▶ **Work to be completed**:
Each line of the data that includes the string "Geef" is to be copied out.

━━ Supplied entries

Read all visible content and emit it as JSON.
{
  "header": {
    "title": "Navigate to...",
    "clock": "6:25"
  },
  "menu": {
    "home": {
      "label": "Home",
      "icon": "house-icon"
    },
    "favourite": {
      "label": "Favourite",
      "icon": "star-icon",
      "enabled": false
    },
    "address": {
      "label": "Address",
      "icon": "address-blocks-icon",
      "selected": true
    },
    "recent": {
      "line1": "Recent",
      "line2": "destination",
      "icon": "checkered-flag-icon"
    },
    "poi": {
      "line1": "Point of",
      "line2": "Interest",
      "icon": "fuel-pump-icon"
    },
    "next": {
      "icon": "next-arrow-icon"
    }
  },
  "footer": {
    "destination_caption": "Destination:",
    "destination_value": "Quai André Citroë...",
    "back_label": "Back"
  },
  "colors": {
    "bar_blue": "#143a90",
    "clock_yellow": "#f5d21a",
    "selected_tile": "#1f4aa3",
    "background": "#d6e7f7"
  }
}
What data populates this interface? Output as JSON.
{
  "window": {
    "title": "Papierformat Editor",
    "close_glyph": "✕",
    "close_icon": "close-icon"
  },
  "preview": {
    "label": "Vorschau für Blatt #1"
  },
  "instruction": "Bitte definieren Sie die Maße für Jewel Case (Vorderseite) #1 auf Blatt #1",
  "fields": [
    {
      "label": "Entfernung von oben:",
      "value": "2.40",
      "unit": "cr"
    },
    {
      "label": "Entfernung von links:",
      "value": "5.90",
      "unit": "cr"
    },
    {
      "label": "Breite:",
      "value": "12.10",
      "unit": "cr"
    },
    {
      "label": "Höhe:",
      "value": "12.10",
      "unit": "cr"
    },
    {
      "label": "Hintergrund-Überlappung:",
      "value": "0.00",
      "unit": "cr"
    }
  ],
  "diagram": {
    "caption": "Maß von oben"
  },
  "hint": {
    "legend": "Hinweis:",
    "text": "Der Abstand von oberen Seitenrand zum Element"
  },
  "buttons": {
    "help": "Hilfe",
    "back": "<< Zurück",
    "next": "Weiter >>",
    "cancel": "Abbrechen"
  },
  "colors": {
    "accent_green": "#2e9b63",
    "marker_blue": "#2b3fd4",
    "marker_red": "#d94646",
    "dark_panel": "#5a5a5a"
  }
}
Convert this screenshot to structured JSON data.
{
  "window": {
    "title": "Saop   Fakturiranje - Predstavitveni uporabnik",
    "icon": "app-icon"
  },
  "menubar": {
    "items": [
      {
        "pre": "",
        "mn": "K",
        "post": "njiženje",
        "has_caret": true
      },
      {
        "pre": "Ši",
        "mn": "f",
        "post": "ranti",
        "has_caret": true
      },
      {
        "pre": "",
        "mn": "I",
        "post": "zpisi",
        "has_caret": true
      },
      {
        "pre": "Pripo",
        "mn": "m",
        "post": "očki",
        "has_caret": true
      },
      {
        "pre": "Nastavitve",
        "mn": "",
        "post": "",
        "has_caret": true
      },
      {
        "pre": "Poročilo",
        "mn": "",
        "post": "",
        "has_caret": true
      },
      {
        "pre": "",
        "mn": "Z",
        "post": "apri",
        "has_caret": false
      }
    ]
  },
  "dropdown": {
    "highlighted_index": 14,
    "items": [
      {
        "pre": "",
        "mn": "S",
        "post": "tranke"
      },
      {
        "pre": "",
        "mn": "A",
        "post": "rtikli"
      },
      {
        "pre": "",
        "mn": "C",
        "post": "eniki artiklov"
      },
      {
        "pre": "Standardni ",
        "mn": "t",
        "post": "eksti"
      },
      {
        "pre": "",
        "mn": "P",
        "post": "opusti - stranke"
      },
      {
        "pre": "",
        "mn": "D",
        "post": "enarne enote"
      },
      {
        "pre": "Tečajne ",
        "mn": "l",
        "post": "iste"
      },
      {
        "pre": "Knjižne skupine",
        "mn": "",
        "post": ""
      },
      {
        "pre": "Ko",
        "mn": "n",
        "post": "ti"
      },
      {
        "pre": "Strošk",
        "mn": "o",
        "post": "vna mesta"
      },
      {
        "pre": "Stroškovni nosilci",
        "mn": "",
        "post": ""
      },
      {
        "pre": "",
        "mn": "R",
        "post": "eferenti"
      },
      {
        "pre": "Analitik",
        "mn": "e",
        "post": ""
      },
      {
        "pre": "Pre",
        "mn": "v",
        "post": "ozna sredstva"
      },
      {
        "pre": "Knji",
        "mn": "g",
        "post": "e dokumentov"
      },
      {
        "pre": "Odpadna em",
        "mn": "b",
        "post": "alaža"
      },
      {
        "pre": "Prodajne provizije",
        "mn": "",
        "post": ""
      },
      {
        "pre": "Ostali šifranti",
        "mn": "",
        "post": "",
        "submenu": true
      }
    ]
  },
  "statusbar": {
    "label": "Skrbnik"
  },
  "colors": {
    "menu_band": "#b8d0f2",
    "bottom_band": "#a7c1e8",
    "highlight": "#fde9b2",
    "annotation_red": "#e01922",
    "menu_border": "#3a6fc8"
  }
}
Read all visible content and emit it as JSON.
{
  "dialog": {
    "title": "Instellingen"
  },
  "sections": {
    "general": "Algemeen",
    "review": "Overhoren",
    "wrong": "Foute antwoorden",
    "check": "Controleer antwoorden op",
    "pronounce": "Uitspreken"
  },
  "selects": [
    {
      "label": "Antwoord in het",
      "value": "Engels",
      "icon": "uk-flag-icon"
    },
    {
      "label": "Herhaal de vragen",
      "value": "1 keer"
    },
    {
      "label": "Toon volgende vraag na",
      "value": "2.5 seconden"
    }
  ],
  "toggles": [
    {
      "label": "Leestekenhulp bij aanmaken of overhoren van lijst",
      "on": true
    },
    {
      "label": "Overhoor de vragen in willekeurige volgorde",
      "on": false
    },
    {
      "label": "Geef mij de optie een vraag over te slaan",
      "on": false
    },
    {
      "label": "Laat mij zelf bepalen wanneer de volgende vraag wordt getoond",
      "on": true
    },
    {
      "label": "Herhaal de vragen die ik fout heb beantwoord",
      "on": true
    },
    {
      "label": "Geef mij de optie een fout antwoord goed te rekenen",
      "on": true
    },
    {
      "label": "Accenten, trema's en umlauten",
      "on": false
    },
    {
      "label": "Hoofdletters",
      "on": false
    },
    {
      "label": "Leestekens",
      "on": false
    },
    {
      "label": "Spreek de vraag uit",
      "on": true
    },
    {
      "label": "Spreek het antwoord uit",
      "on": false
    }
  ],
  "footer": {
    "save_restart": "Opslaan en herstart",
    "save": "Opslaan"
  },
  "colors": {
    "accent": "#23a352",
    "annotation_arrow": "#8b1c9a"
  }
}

━━━━

▶ **Finished answer**:
      "label": "Geef mij de optie een vraag over te slaan",
      "label": "Geef mij de optie een fout antwoord goed te rekenen",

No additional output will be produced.